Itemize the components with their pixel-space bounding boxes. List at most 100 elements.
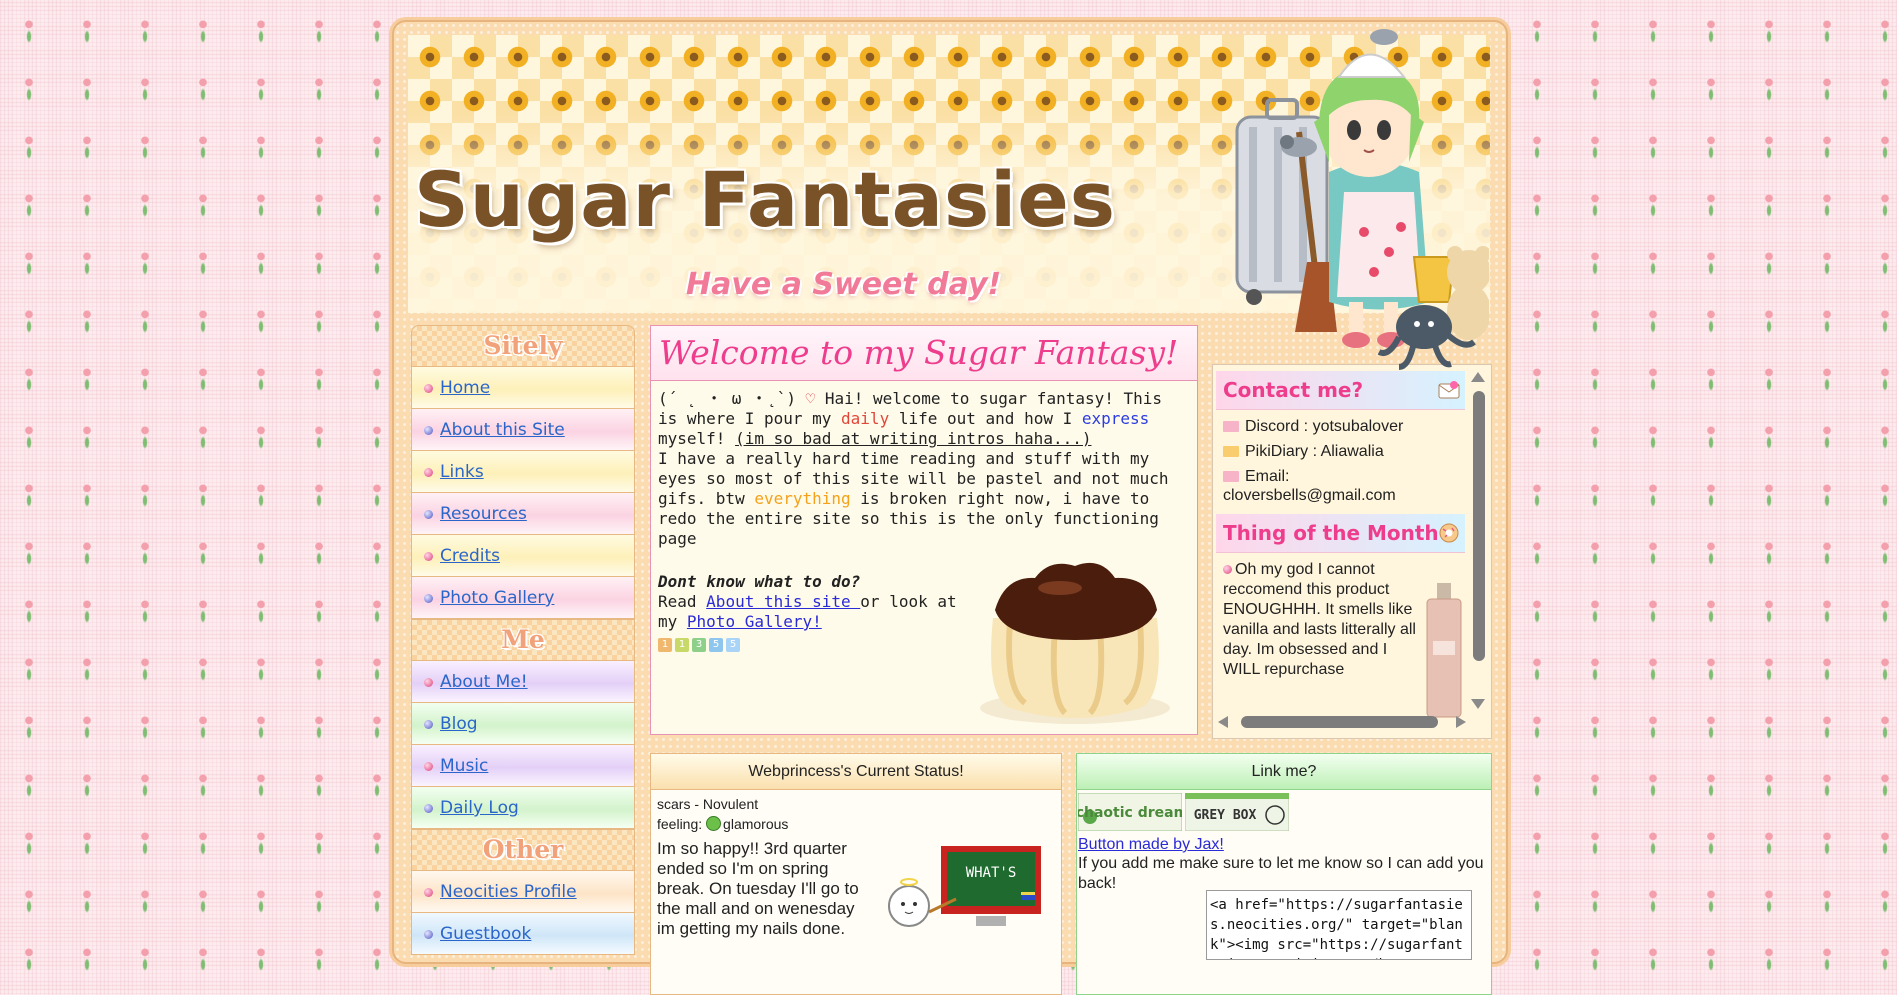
bullet-icon [424,804,433,813]
nav-link-photo-gallery[interactable]: Photo Gallery [440,588,554,608]
button-credit-link[interactable]: Button made by Jax! [1077,836,1491,854]
site-title: Sugar Fantasies [414,155,1117,244]
horizontal-scrollbar[interactable] [1216,714,1468,730]
intro-aside: (im so bad at writing intros haha...) [735,429,1092,448]
envelope-icon [1223,446,1239,457]
nav-item-about-me[interactable]: About Me! [411,661,635,703]
contact-panel[interactable]: Contact me? Discord : yotsubalover PikiD… [1212,364,1492,739]
scroll-left-arrow-icon[interactable] [1218,716,1228,728]
grey-box-button[interactable]: GREY BOX [1185,793,1289,831]
kaomoji: (´ ˛ ・ ω ・˛`) [658,389,796,408]
nav-item-photo-gallery[interactable]: Photo Gallery [411,577,635,619]
contact-heading: Contact me? [1216,371,1465,410]
welcome-intro: (´ ˛ ・ ω ・˛`) ♡ Hai! welcome to sugar fa… [658,389,1190,449]
nav-link-neocities-profile[interactable]: Neocities Profile [440,882,577,902]
welcome-paragraph-2: I have a really hard time reading and st… [658,449,1190,549]
contact-pikidiary: PikiDiary : Aliawalia [1216,439,1465,464]
bullet-icon [1223,565,1232,574]
vertical-scrollbar[interactable] [1468,369,1488,709]
nav-item-credits[interactable]: Credits [411,535,635,577]
nav-section-heading-other: Other [411,829,635,871]
nav-link-blog[interactable]: Blog [440,714,478,734]
nav-item-music[interactable]: Music [411,745,635,787]
intro-text: myself! [658,429,736,448]
nav-item-daily-log[interactable]: Daily Log [411,787,635,829]
read-text: Read [658,592,707,611]
scrollbar-thumb[interactable] [1473,391,1485,661]
link-instructions: If you add me make sure to let me know s… [1078,855,1484,892]
thing-description: Oh my god I cannot reccomend this produc… [1223,561,1416,678]
nav-link-daily-log[interactable]: Daily Log [440,798,519,818]
thing-of-month-text: Oh my god I cannot reccomend this produc… [1216,553,1425,698]
nav-link-about-site[interactable]: About this Site [440,420,565,440]
email-address: cloversbells@gmail.com [1223,487,1396,504]
bullet-icon [424,426,433,435]
nav-link-home[interactable]: Home [440,378,490,398]
bullet-icon [424,720,433,729]
about-site-link[interactable]: About this site [706,592,860,611]
photo-gallery-link[interactable]: Photo Gallery! [687,612,822,631]
welcome-suggestion: Read About this site or look at my Photo… [658,592,968,632]
hit-digit: 1 [675,638,689,652]
nav-item-home[interactable]: Home [411,367,635,409]
grey-box-text: GREY BOX [1194,808,1257,823]
status-heading: Webprincess's Current Status! [651,754,1061,790]
mascot-illustration [1235,29,1489,370]
site-subtitle: Have a Sweet day! [686,267,1002,302]
status-message: Im so happy!! 3rd quarter ended so I'm o… [657,839,859,938]
nav-item-about-site[interactable]: About this Site [411,409,635,451]
status-panel: Webprincess's Current Status! scars - No… [650,753,1062,995]
nav-link-about-me[interactable]: About Me! [440,672,528,692]
button-code-textarea[interactable]: <a href="https://sugarfantasies.neocitie… [1206,890,1472,960]
word-daily: daily [841,409,890,428]
bullet-icon [424,762,433,771]
bullet-icon [424,552,433,561]
nav-section-heading-me: Me [411,619,635,661]
board-label: WHAT'S [966,865,1017,881]
chaotic-dreamz-button[interactable]: chaotic dreamz [1078,793,1182,831]
feeling-value: glamorous [723,816,789,832]
scroll-right-arrow-icon[interactable] [1456,716,1466,728]
envelope-icon [1223,421,1239,432]
pudding-image [980,562,1170,724]
hit-digit: 5 [726,638,740,652]
bullet-icon [424,468,433,477]
hit-digit: 3 [692,638,706,652]
status-meta: scars - Novulent feeling: glamorous [651,790,1061,834]
nav-link-music[interactable]: Music [440,756,488,776]
nav-link-credits[interactable]: Credits [440,546,500,566]
site-buttons: chaotic dreamz GREY BOX [1077,790,1491,833]
nav-item-blog[interactable]: Blog [411,703,635,745]
intro-text: life out and how I [889,409,1082,428]
heart-icon: ♡ [805,389,816,408]
page-frame: Sugar Fantasies Have a Sweet day! Sitely… [392,20,1508,995]
chaotic-dreamz-text: chaotic dreamz [1078,805,1182,821]
perfume-image [1426,583,1462,718]
nav-link-resources[interactable]: Resources [440,504,527,524]
nav-item-guestbook[interactable]: Guestbook [411,913,635,955]
link-me-heading: Link me? [1077,754,1491,790]
discord-text: Discord : yotsubalover [1245,418,1404,435]
pikidiary-text: PikiDiary : Aliawalia [1245,443,1384,460]
bullet-icon [424,888,433,897]
scroll-down-arrow-icon[interactable] [1471,699,1485,709]
bullet-icon [424,930,433,939]
contact-heading-text: Contact me? [1223,378,1364,402]
contact-email: Email: cloversbells@gmail.com [1216,464,1465,508]
hit-digit: 5 [709,638,723,652]
nav-link-guestbook[interactable]: Guestbook [440,924,531,944]
link-me-panel: Link me? chaotic dreamz GREY BOX Button … [1076,753,1492,995]
bullet-icon [424,678,433,687]
email-label: Email: [1245,468,1290,485]
contact-discord: Discord : yotsubalover [1216,414,1465,439]
word-express: express [1081,409,1150,428]
scroll-up-arrow-icon[interactable] [1471,372,1485,382]
nav-link-links[interactable]: Links [440,462,484,482]
envelope-icon [1223,471,1239,482]
nav-item-links[interactable]: Links [411,451,635,493]
scrollbar-thumb[interactable] [1241,716,1438,728]
thing-of-month-heading: Thing of the Month [1216,514,1465,553]
word-everything: everything [754,489,851,508]
nav-item-resources[interactable]: Resources [411,493,635,535]
nav-item-neocities-profile[interactable]: Neocities Profile [411,871,635,913]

:::

Directions:
Tally the lines of the items above that contain the string "music", treating uppercase and lowercase as different, and give only the number.

Expected answer:
2